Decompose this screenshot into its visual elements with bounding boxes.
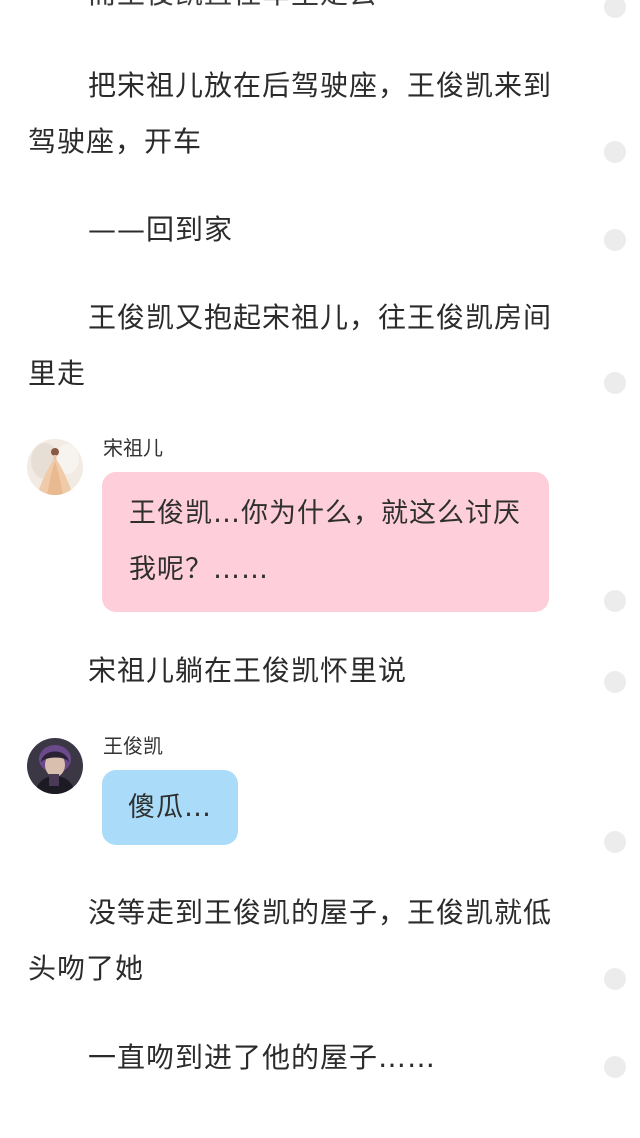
woman-in-dress-avatar-icon [27,439,83,495]
avatar-song-zuer[interactable] [27,439,83,495]
paragraph-comment-dot-icon[interactable] [604,590,626,612]
story-paragraph-6: 一直吻到进了他的屋子…… [88,1041,437,1074]
story-paragraph-5: 没等走到王俊凯的屋子，王俊凯就低头吻了她 [28,896,553,985]
paragraph-comment-dot-icon[interactable] [604,831,626,853]
paragraph-comment-dot-icon[interactable] [604,372,626,394]
paragraph-comment-dot-icon[interactable] [604,0,626,18]
avatar-wang-junkai[interactable] [27,738,83,794]
chat-speaker-name: 王俊凯 [103,734,163,758]
man-portrait-avatar-icon [27,738,83,794]
story-paragraph-0: 而王俊凯直往车里走去 [28,0,576,22]
paragraph-comment-dot-icon[interactable] [604,1056,626,1078]
story-paragraph-4: 宋祖儿躺在王俊凯怀里说 [88,654,408,687]
chat-speaker-name: 宋祖儿 [103,436,163,460]
story-paragraph-3: 王俊凯又抱起宋祖儿，往王俊凯房间里走 [28,301,553,390]
paragraph-comment-dot-icon[interactable] [604,229,626,251]
paragraph-comment-dot-icon[interactable] [604,671,626,693]
story-paragraph-2: ——回到家 [88,213,234,246]
chat-bubble-song-zuer: 王俊凯…你为什么，就这么讨厌我呢？…… [102,472,549,612]
paragraph-comment-dot-icon[interactable] [604,141,626,163]
story-paragraph-1: 把宋祖儿放在后驾驶座，王俊凯来到驾驶座，开车 [28,69,553,158]
chat-bubble-wang-junkai: 傻瓜… [102,770,238,845]
paragraph-comment-dot-icon[interactable] [604,968,626,990]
_ _ _ _ _ _ _
TASK GOAL
Extract each line of the data above that contains the string "bubble".

TASK SOLUTION
chat-bubble-song-zuer: 王俊凯…你为什么，就这么讨厌我呢？…… [102,472,549,612]
chat-bubble-wang-junkai: 傻瓜… [102,770,238,845]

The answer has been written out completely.